(Stored records)
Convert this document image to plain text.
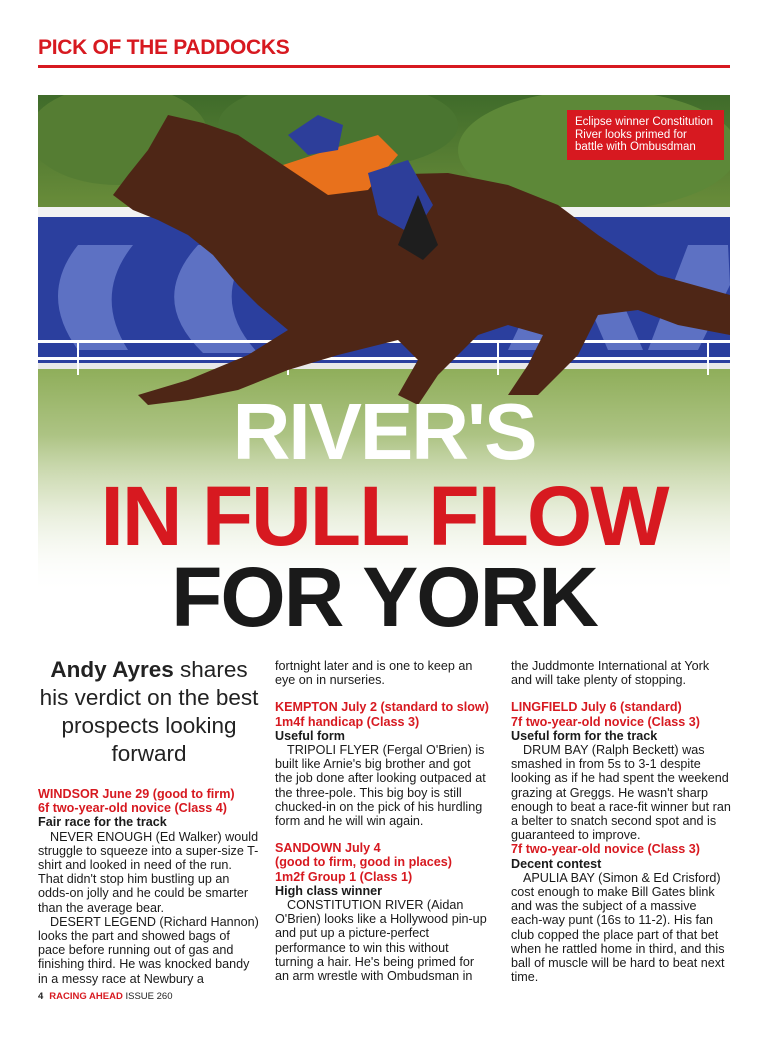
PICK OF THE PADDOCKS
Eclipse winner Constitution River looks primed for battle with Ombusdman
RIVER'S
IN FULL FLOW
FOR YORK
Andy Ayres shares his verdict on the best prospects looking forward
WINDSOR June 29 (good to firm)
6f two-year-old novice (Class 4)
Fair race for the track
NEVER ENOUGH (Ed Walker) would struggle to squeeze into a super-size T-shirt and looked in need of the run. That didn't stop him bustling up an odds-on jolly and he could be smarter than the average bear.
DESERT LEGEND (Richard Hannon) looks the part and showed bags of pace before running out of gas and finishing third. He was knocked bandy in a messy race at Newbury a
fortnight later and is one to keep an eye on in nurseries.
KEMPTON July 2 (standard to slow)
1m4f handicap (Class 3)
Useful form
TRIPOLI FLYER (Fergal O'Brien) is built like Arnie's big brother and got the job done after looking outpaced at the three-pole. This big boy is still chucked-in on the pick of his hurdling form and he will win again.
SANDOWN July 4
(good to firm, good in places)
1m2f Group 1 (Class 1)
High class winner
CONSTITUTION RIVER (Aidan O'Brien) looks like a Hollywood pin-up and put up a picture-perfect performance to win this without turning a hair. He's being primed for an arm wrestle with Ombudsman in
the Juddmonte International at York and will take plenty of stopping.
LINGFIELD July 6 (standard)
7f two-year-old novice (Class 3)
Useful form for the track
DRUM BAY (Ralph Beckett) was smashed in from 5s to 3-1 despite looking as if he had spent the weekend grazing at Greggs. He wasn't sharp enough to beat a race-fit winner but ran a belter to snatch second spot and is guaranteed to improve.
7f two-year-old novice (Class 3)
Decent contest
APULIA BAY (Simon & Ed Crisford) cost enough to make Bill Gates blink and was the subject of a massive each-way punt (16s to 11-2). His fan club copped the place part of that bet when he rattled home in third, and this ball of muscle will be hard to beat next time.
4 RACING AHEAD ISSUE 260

Exercise objective: Please transcribe the material above exactly as written. Leave the pictures out.

Task solution:
Convert this document image to plain text.
PICK OF THE PADDOCKS
Eclipse winner Constitution River looks primed for battle with Ombusdman
RIVER'S
IN FULL FLOW
FOR YORK
Andy Ayres shares his verdict on the best prospects looking forward
WINDSOR June 29 (good to firm)
6f two-year-old novice (Class 4)
Fair race for the track
NEVER ENOUGH (Ed Walker) would struggle to squeeze into a super-size T-shirt and looked in need of the run. That didn't stop him bustling up an odds-on jolly and he could be smarter than the average bear.
DESERT LEGEND (Richard Hannon) looks the part and showed bags of pace before running out of gas and finishing third. He was knocked bandy in a messy race at Newbury a
fortnight later and is one to keep an eye on in nurseries.
KEMPTON July 2 (standard to slow)
1m4f handicap (Class 3)
Useful form
TRIPOLI FLYER (Fergal O'Brien) is built like Arnie's big brother and got the job done after looking outpaced at the three-pole. This big boy is still chucked-in on the pick of his hurdling form and he will win again.
SANDOWN July 4
(good to firm, good in places)
1m2f Group 1 (Class 1)
High class winner
CONSTITUTION RIVER (Aidan O'Brien) looks like a Hollywood pin-up and put up a picture-perfect performance to win this without turning a hair. He's being primed for an arm wrestle with Ombudsman in
the Juddmonte International at York and will take plenty of stopping.
LINGFIELD July 6 (standard)
7f two-year-old novice (Class 3)
Useful form for the track
DRUM BAY (Ralph Beckett) was smashed in from 5s to 3-1 despite looking as if he had spent the weekend grazing at Greggs. He wasn't sharp enough to beat a race-fit winner but ran a belter to snatch second spot and is guaranteed to improve.
7f two-year-old novice (Class 3)
Decent contest
APULIA BAY (Simon & Ed Crisford) cost enough to make Bill Gates blink and was the subject of a massive each-way punt (16s to 11-2). His fan club copped the place part of that bet when he rattled home in third, and this ball of muscle will be hard to beat next time.
4 RACING AHEAD ISSUE 260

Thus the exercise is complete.